--- Begin Dataset rows ---

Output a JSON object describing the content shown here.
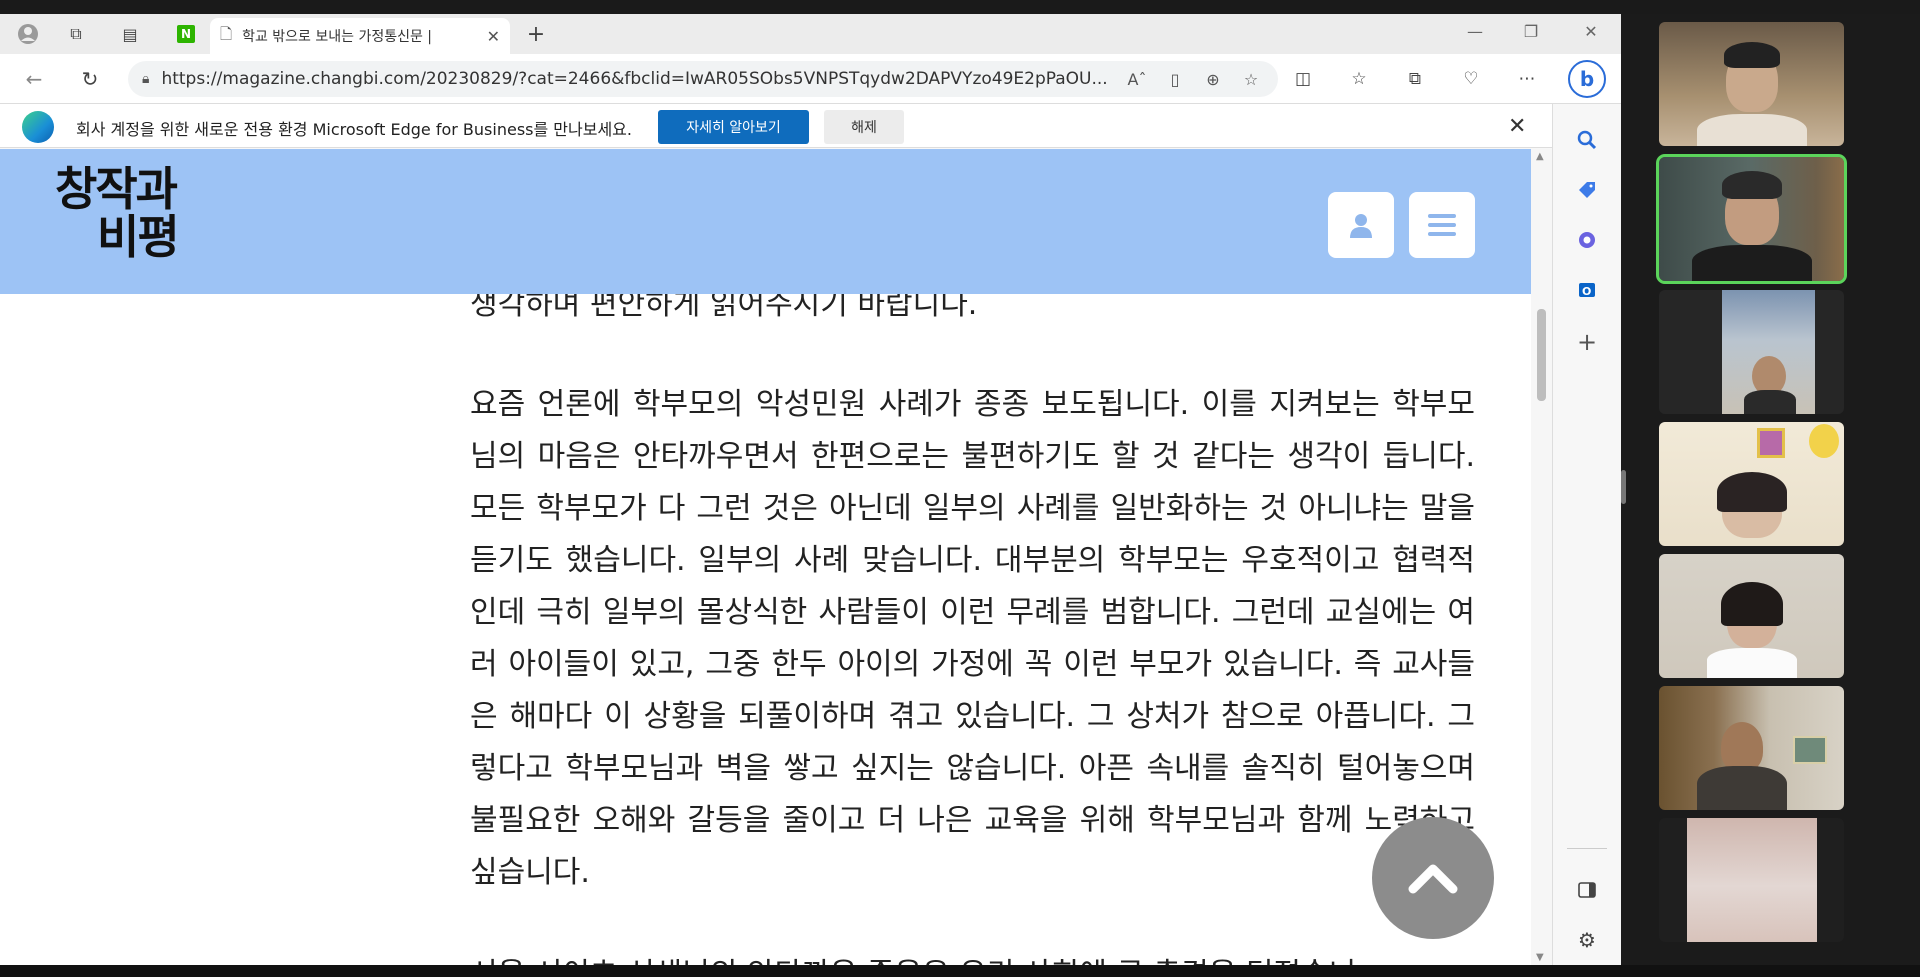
{
  "browser": {
    "tab_title": "학교 밖으로 보내는 가정통신문 |",
    "url": "https://magazine.changbi.com/20230829/?cat=2466&fbclid=IwAR05SObs5VNPSTqydw2DAPVYzo49E2pPaOU...",
    "new_tab_symbol": "+",
    "close_tab_symbol": "✕",
    "window_close_symbol": "✕"
  },
  "infobar": {
    "message": "회사 계정을 위한 새로운 전용 환경 Microsoft Edge for Business를 만나보세요.",
    "learn_more_label": "자세히 알아보기",
    "dismiss_label": "해제",
    "close_symbol": "✕"
  },
  "site": {
    "logo_line1": "창작과",
    "logo_line2": "비평"
  },
  "article": {
    "lead_partial": "생각하며 편안하게 읽어주시기 바랍니다.",
    "paragraph": "요즘 언론에 학부모의 악성민원 사례가 종종 보도됩니다. 이를 지켜보는 학부모님의 마음은 안타까우면서 한편으로는 불편하기도 할 것 같다는 생각이 듭니다. 모든 학부모가 다 그런 것은 아닌데 일부의 사례를 일반화하는 것 아니냐는 말을 듣기도 했습니다. 일부의 사례 맞습니다. 대부분의 학부모는 우호적이고 협력적인데 극히 일부의 몰상식한 사람들이 이런 무례를 범합니다. 그런데 교실에는 여러 아이들이 있고, 그중 한두 아이의 가정에 꼭 이런 부모가 있습니다. 즉 교사들은 해마다 이 상황을 되풀이하며 겪고 있습니다. 그 상처가 참으로 아픕니다. 그렇다고 학부모님과 벽을 쌓고 싶지는 않습니다. 아픈 속내를 솔직히 털어놓으며 불필요한 오해와 갈등을 줄이고 더 나은 교육을 위해 학부모님과 함께 노력하고 싶습니다.",
    "next_partial": "서울 서이초 선생님의 안타까운 죽음은 우리 사회에 큰 충격을 던졌습니"
  },
  "colors": {
    "site_header": "#9dc3f5",
    "learn_more_button": "#0f6cbd",
    "active_speaker_outline": "#5bd45b"
  },
  "icons": [
    "profile-icon",
    "workspaces-icon",
    "tab-actions-icon",
    "naver-icon",
    "page-icon",
    "back-icon",
    "refresh-icon",
    "lock-icon",
    "read-aloud-icon",
    "immersive-reader-icon",
    "zoom-icon",
    "favorite-icon",
    "split-screen-icon",
    "favorites-list-icon",
    "collections-icon",
    "browser-essentials-icon",
    "more-icon",
    "bing-icon",
    "search-icon",
    "shopping-icon",
    "copilot-icon",
    "outlook-icon",
    "add-icon",
    "sidebar-toggle-icon",
    "settings-icon",
    "user-icon",
    "menu-icon",
    "chevron-up-icon"
  ]
}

--- End Dataset rows ---

▶ [Written task]:
Give back each entry exactly as it appears, with no pictures.

▶ [Response below]:
Output a JSON object describing the content shown here.
{
  "browser": {
    "tab_title": "학교 밖으로 보내는 가정통신문 |",
    "url": "https://magazine.changbi.com/20230829/?cat=2466&fbclid=IwAR05SObs5VNPSTqydw2DAPVYzo49E2pPaOU...",
    "new_tab_symbol": "+",
    "close_tab_symbol": "✕",
    "window_close_symbol": "✕"
  },
  "infobar": {
    "message": "회사 계정을 위한 새로운 전용 환경 Microsoft Edge for Business를 만나보세요.",
    "learn_more_label": "자세히 알아보기",
    "dismiss_label": "해제",
    "close_symbol": "✕"
  },
  "site": {
    "logo_line1": "창작과",
    "logo_line2": "비평"
  },
  "article": {
    "lead_partial": "생각하며 편안하게 읽어주시기 바랍니다.",
    "paragraph": "요즘 언론에 학부모의 악성민원 사례가 종종 보도됩니다. 이를 지켜보는 학부모님의 마음은 안타까우면서 한편으로는 불편하기도 할 것 같다는 생각이 듭니다. 모든 학부모가 다 그런 것은 아닌데 일부의 사례를 일반화하는 것 아니냐는 말을 듣기도 했습니다. 일부의 사례 맞습니다. 대부분의 학부모는 우호적이고 협력적인데 극히 일부의 몰상식한 사람들이 이런 무례를 범합니다. 그런데 교실에는 여러 아이들이 있고, 그중 한두 아이의 가정에 꼭 이런 부모가 있습니다. 즉 교사들은 해마다 이 상황을 되풀이하며 겪고 있습니다. 그 상처가 참으로 아픕니다. 그렇다고 학부모님과 벽을 쌓고 싶지는 않습니다. 아픈 속내를 솔직히 털어놓으며 불필요한 오해와 갈등을 줄이고 더 나은 교육을 위해 학부모님과 함께 노력하고 싶습니다.",
    "next_partial": "서울 서이초 선생님의 안타까운 죽음은 우리 사회에 큰 충격을 던졌습니"
  },
  "colors": {
    "site_header": "#9dc3f5",
    "learn_more_button": "#0f6cbd",
    "active_speaker_outline": "#5bd45b"
  },
  "icons": [
    "profile-icon",
    "workspaces-icon",
    "tab-actions-icon",
    "naver-icon",
    "page-icon",
    "back-icon",
    "refresh-icon",
    "lock-icon",
    "read-aloud-icon",
    "immersive-reader-icon",
    "zoom-icon",
    "favorite-icon",
    "split-screen-icon",
    "favorites-list-icon",
    "collections-icon",
    "browser-essentials-icon",
    "more-icon",
    "bing-icon",
    "search-icon",
    "shopping-icon",
    "copilot-icon",
    "outlook-icon",
    "add-icon",
    "sidebar-toggle-icon",
    "settings-icon",
    "user-icon",
    "menu-icon",
    "chevron-up-icon"
  ]
}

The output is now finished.